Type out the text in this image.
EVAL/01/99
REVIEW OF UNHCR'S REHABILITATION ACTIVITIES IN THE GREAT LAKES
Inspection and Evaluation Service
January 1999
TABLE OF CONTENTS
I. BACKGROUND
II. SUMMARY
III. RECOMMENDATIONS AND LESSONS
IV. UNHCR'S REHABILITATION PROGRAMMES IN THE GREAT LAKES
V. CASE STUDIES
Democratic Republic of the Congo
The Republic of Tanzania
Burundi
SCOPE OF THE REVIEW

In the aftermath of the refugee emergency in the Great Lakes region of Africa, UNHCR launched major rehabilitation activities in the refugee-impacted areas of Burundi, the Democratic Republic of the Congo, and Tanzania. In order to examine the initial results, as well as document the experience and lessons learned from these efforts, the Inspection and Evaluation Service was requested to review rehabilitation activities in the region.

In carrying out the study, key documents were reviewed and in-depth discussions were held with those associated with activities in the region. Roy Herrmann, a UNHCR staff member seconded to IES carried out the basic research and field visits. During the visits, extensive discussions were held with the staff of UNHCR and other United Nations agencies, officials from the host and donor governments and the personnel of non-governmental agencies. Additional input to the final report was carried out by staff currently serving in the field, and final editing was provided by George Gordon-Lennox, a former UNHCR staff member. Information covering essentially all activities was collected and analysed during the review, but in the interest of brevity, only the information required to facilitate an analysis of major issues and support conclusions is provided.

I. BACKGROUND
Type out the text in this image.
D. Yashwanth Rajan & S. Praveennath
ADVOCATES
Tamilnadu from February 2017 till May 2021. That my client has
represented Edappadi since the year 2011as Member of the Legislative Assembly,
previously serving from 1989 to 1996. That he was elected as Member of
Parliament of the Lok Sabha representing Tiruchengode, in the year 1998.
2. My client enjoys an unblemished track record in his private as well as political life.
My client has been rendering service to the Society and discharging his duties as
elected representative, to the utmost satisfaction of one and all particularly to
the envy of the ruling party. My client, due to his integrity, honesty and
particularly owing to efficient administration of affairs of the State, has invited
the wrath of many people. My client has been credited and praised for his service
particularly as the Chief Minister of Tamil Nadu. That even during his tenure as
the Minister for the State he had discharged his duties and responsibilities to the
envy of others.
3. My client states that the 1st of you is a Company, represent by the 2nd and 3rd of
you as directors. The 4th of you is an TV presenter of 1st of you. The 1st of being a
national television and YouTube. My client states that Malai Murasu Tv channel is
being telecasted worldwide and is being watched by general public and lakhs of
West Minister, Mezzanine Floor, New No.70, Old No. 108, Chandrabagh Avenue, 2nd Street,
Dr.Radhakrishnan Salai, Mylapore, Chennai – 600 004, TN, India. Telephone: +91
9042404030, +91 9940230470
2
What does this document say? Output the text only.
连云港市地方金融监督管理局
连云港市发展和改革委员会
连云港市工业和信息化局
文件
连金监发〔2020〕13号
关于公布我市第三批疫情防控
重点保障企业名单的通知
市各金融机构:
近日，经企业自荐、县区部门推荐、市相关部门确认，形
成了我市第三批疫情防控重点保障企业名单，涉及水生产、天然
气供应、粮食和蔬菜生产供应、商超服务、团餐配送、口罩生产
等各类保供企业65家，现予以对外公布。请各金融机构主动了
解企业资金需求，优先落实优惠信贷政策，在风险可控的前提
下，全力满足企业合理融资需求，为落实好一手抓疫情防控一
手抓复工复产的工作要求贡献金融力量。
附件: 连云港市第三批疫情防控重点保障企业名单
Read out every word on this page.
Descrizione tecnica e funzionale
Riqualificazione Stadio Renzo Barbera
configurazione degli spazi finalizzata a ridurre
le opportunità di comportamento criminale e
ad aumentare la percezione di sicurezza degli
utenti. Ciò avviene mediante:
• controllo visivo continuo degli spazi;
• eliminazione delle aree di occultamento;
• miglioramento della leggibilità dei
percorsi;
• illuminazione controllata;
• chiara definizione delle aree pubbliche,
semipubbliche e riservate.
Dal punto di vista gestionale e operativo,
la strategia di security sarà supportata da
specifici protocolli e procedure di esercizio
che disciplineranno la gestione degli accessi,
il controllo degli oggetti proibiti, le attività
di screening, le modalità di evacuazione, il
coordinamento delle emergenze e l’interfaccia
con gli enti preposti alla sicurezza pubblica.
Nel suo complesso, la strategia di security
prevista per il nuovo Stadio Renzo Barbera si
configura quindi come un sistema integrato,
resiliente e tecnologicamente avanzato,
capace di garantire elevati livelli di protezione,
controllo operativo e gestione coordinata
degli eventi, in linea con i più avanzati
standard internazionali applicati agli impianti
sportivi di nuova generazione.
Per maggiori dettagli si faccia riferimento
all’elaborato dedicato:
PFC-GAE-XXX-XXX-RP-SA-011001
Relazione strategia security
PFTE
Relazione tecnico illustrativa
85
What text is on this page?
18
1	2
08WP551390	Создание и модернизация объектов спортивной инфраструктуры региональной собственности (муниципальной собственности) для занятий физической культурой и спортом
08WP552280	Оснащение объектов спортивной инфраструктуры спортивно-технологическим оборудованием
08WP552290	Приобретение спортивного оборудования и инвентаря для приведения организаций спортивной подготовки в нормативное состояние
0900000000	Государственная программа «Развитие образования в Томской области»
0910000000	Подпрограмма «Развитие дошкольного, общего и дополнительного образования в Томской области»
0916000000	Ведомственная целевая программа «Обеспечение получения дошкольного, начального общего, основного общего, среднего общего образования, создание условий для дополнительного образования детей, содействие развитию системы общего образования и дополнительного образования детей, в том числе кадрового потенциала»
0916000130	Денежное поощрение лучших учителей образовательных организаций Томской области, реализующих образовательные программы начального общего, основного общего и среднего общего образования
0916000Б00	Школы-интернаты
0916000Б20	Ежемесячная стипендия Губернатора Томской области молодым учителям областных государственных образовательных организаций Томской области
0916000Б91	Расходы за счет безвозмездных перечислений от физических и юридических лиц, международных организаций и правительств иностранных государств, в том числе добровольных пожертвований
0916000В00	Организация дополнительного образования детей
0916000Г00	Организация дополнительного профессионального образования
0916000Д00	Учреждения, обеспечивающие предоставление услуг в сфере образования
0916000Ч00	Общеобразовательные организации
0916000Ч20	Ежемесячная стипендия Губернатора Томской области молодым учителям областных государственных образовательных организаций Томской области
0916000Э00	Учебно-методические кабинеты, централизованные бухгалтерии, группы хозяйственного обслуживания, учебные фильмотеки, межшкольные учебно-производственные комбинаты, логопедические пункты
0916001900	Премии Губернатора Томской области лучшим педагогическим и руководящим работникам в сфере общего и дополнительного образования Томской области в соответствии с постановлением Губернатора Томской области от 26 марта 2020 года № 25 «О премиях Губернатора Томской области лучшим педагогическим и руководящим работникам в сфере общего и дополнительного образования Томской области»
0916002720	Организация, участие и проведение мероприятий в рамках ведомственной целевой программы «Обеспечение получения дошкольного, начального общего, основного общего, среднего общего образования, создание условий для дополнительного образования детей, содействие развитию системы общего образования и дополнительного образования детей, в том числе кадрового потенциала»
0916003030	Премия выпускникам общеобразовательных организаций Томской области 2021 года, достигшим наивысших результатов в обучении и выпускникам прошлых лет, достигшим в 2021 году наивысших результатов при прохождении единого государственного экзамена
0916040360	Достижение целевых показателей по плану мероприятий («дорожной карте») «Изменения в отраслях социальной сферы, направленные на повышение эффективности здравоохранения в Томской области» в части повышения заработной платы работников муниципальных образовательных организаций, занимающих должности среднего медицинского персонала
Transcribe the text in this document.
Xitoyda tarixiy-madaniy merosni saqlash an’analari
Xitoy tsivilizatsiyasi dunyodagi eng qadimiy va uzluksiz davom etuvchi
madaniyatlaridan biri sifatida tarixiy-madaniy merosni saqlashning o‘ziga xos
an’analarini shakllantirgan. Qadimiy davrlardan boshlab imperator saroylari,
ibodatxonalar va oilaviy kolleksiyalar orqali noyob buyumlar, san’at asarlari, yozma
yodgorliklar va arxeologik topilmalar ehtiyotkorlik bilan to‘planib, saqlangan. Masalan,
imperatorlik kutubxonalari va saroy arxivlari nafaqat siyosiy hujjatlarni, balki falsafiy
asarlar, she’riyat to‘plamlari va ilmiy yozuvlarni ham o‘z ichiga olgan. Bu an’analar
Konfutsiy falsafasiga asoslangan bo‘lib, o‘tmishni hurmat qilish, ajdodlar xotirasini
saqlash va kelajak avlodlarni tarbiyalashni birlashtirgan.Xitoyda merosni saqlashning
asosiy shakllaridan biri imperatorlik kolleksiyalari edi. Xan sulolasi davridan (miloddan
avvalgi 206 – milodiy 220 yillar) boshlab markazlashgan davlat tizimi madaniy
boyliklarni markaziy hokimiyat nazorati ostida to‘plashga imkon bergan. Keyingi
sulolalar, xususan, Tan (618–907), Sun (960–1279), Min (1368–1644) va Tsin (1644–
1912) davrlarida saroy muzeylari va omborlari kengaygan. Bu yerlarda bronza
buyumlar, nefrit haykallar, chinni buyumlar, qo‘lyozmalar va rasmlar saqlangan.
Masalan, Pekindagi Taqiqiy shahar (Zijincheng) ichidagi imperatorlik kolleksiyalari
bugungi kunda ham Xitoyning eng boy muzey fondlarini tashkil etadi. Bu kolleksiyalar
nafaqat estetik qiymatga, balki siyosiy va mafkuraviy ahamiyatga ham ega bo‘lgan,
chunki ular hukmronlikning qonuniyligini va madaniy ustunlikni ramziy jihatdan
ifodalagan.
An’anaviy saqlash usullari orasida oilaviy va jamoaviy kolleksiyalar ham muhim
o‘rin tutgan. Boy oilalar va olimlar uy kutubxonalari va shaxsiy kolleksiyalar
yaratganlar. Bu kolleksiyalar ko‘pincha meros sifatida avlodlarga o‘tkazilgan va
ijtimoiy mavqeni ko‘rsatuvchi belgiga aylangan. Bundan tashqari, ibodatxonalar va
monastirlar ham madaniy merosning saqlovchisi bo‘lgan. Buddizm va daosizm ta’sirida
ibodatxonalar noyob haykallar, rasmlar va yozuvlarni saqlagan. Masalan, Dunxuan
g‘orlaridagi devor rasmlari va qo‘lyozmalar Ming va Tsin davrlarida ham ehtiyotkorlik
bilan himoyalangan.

..........

WHAT NEEDS TO BE DONE> Lines that include the word "sifatida" — how many are there in the data? Answer with the number alone.

WRITTEN RESPONSE> 2